◆ ÉNONCÉ: Poursuivez, s'il vous plaît, l'article ci-dessous sur le marché immobilier romand à partir de sa dernière phrase.

◆ DOCUMENT SOURCE:

□ □ □ □ □

MARCHÉ IMMOBILIER - Analyse de Wüest Partner pour le JIM
L’effet des taux se fait sentir
L’économie suisse se montre robuste, mais le revirement des taux d’intérêt marque les marchés immobiliers. Les prix des villas et PPE au 4e trimestre 2022 sont encore globalement en hausse dans les cantons romands comparés à ceux du même trimestre de l’année précédente. Il convient toutefois de noter que l’on observe pour la première fois une stagnation, voire une légère correction des prix sur les trois derniers mois. Le revirement des taux d’intérêt en 2022 commence donc à se refléter dans les prix. La période de hausse continue des prix devrait désormais toucher à sa fin.

□ □ □ □ □

◆ MATÉRIEL FOURNI:
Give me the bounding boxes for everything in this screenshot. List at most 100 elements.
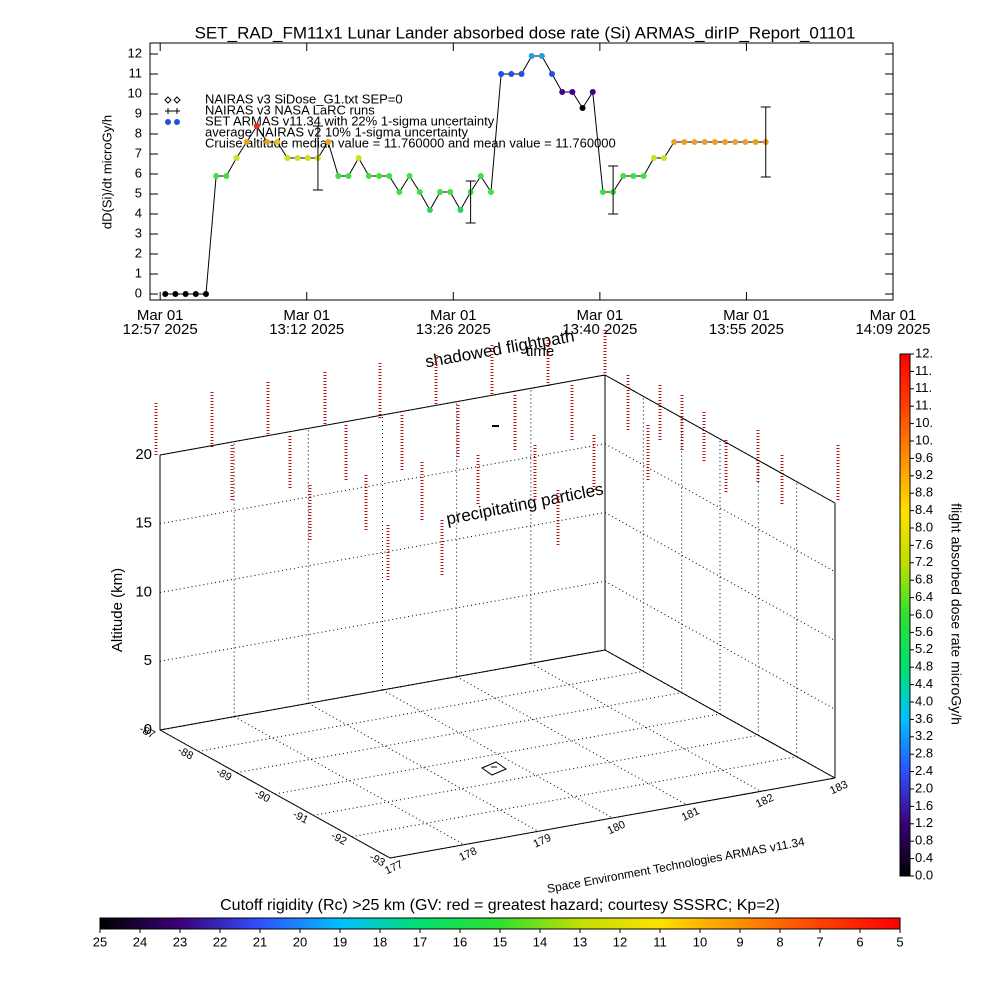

□ □ □ □ □

◆ RÉPONSE PRODUITE:
Globalement, l’économie suisse s’est pourtant montrée robuste en 2022, avec une croissance du PIB réel estimée à 2,0%, 114 000 nouveaux emplois créés (dont environ un quart dans l’Arc lémanique) et le taux de chômage le plus bas de ces 20 dernières années (2,2%). La crise énergétique redoutée a pu être jusqu’ici évitée et le risque d’une récession profonde est pour le moment écarté. On table désormais sur une croissance positive du PIB en 2023, bien que plus faible que l’année dernière (+0,8%). Cette relative robustesse de l’économie nationale représente un facteur de stabilité pour les marchés immobiliers et devrait contribuer à en limiter les turbulences.
L’inflation est encore élevée en ce début d’année 2023 (+3,3% en janvier), notamment à cause de l’augmentation du prix de l’électricité. Le pic devrait être dépassé et l’on s’attend désormais à un reflux progressif de l’inflation en cours d’année. Cette dernière restant toutefois toujours au-dessus de la bande cible de la BNS, de nouveaux relèvements des taux directeurs en 2023 sont probables. Cela devrait cependant n’avoir que peu d’impact sur les taux à long terme, qui anticipent déjà dans une large mesure ces changements.
Altlas des prix des appartements en PPE [CHF] – Canton de Vaud.
Logement en propriété: vers une stabilisation des prix en 2023?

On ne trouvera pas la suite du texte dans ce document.